Your task ::
Work out the number of lines containing "peuvent". Answer with nothing but that number.

####################

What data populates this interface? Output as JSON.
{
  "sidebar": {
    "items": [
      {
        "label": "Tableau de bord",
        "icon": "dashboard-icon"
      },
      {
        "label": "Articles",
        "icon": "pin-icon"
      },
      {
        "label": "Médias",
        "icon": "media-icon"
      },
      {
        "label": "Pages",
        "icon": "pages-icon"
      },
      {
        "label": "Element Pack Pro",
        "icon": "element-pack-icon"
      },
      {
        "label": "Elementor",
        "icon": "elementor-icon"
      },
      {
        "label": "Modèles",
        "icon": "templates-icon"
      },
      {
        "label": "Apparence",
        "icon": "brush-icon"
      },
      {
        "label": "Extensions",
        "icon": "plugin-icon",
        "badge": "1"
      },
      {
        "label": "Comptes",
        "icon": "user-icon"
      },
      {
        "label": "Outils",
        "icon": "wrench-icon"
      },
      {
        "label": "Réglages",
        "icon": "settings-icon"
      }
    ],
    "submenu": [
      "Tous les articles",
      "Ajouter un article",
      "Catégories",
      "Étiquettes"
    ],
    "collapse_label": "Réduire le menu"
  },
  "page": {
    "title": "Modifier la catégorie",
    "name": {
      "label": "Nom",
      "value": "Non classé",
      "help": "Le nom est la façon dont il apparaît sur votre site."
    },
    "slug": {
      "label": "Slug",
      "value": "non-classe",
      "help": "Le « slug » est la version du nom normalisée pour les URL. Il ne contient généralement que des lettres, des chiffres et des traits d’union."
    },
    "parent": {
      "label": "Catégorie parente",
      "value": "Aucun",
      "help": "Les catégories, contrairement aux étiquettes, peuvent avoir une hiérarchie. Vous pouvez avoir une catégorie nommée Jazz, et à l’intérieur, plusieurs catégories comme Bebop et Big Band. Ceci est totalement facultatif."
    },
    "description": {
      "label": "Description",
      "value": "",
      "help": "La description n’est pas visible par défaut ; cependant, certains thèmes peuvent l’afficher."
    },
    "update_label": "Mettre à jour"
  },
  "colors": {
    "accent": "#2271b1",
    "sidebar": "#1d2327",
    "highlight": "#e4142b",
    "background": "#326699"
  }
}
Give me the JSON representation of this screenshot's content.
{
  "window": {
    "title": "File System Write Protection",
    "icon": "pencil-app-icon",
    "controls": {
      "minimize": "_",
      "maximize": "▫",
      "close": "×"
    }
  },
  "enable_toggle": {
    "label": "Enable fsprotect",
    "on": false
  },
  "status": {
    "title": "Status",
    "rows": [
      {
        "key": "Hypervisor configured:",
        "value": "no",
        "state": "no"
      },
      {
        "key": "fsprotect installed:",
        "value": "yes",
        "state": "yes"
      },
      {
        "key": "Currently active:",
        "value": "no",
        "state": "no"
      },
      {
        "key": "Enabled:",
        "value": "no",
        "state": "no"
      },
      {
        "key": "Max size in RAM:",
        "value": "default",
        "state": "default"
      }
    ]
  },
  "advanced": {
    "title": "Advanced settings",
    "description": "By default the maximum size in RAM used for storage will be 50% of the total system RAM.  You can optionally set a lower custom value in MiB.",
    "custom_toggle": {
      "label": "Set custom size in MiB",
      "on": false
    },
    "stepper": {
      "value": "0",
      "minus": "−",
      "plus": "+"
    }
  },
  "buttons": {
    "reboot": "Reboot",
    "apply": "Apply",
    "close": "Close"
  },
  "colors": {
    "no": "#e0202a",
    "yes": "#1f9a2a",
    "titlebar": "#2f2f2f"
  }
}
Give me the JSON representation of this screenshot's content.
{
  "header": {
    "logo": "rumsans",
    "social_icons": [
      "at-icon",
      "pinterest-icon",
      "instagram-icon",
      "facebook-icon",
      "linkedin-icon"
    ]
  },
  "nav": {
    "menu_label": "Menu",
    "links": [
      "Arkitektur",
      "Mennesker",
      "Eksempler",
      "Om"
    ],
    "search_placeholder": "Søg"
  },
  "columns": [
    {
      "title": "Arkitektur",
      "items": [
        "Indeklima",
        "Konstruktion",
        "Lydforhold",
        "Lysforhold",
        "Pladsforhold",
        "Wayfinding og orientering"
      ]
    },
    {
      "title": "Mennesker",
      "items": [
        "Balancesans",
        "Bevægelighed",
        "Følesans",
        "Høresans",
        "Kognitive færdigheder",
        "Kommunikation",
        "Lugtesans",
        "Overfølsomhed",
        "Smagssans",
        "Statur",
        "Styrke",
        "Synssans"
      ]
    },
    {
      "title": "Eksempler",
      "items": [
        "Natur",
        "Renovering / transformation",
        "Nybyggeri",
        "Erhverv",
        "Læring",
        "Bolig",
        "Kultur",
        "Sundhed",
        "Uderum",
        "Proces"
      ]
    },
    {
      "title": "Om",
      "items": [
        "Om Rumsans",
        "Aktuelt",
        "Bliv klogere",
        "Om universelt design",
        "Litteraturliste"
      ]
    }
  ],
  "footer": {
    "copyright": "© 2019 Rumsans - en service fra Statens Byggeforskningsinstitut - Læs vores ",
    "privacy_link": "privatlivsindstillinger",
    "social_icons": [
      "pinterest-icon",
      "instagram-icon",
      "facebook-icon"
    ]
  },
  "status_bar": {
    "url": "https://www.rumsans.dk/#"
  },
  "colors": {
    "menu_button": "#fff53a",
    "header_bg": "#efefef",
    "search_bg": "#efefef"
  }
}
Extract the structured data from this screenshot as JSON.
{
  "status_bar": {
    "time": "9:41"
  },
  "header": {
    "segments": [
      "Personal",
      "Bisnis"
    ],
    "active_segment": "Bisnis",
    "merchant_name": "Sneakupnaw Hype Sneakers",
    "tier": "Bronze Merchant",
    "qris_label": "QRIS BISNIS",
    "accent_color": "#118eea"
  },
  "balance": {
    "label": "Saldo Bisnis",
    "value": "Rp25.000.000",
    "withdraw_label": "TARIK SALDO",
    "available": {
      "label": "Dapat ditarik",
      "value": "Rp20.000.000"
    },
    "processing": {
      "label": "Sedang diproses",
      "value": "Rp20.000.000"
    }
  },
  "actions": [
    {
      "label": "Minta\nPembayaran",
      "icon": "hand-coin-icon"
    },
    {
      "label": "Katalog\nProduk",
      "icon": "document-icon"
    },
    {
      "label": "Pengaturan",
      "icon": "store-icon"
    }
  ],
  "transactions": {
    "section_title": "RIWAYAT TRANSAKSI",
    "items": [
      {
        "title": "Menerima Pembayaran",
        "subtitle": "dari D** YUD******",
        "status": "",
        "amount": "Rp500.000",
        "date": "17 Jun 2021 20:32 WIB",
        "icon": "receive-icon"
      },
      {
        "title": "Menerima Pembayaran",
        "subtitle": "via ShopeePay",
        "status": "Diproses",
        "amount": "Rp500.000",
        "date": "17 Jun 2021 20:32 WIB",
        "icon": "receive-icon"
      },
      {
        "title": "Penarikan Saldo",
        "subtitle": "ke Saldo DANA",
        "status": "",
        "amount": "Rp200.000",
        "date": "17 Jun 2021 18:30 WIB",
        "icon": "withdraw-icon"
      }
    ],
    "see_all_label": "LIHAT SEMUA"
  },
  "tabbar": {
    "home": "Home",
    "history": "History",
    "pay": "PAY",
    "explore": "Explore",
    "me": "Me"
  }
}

####################

Task answer ::
2